YOUR INSTRUCTIONS: Print out each record below, unaltered and complete, without its images.

*** GIVEN DATA

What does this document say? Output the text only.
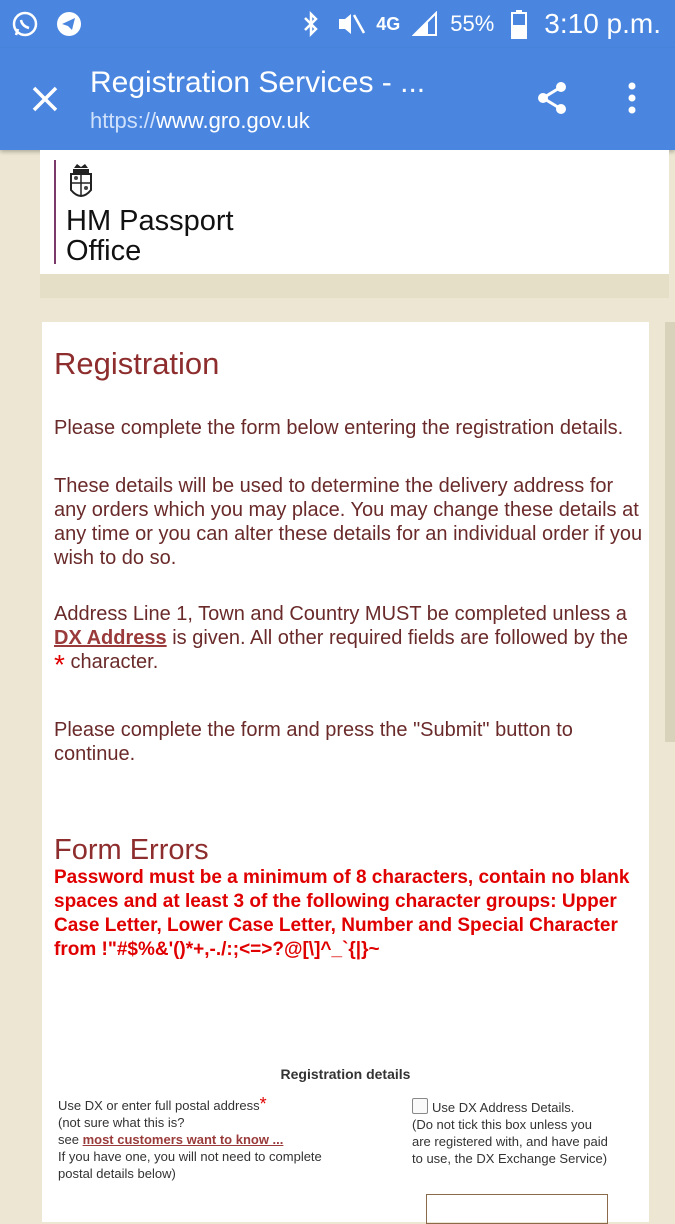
4G 55% 3:10 p.m.
Registration Services - ...
https://www.gro.gov.uk
HM Passport
Office
Registration
Please complete the form below entering the registration details.
These details will be used to determine the delivery address for any orders which you may place. You may change these details at any time or you can alter these details for an individual order if you wish to do so.
Address Line 1, Town and Country MUST be completed unless a DX Address is given. All other required fields are followed by the
* character.
Please complete the form and press the "Submit" button to continue.
Form Errors
Password must be a minimum of 8 characters, contain no blank spaces and at least 3 of the following character groups: Upper Case Letter, Lower Case Letter, Number and Special Character from !"#$%&'()*+,-./:;<=>?@[\]^_`{|}~
Registration details
Use DX or enter full postal address*
(not sure what this is?
see most customers want to know ...
If you have one, you will not need to complete postal details below)
Use DX Address Details.
(Do not tick this box unless you are registered with, and have paid to use, the DX Exchange Service)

******

RESPONSE FOR THIS EXERCISE:
What does this document say? Output the text only.
4G 55% 3:10 p.m.
Registration Services - ...
https://www.gro.gov.uk
HM Passport
Office
Registration
Please complete the form below entering the registration details.
These details will be used to determine the delivery address for any orders which you may place. You may change these details at any time or you can alter these details for an individual order if you wish to do so.
Address Line 1, Town and Country MUST be completed unless a DX Address is given. All other required fields are followed by the
* character.
Please complete the form and press the "Submit" button to continue.
Form Errors
Password must be a minimum of 8 characters, contain no blank spaces and at least 3 of the following character groups: Upper Case Letter, Lower Case Letter, Number and Special Character from !"#$%&'()*+,-./:;<=>?@[\]^_`{|}~
Registration details
Use DX or enter full postal address*
(not sure what this is?
see most customers want to know ...
If you have one, you will not need to complete postal details below)
Use DX Address Details.
(Do not tick this box unless you are registered with, and have paid to use, the DX Exchange Service)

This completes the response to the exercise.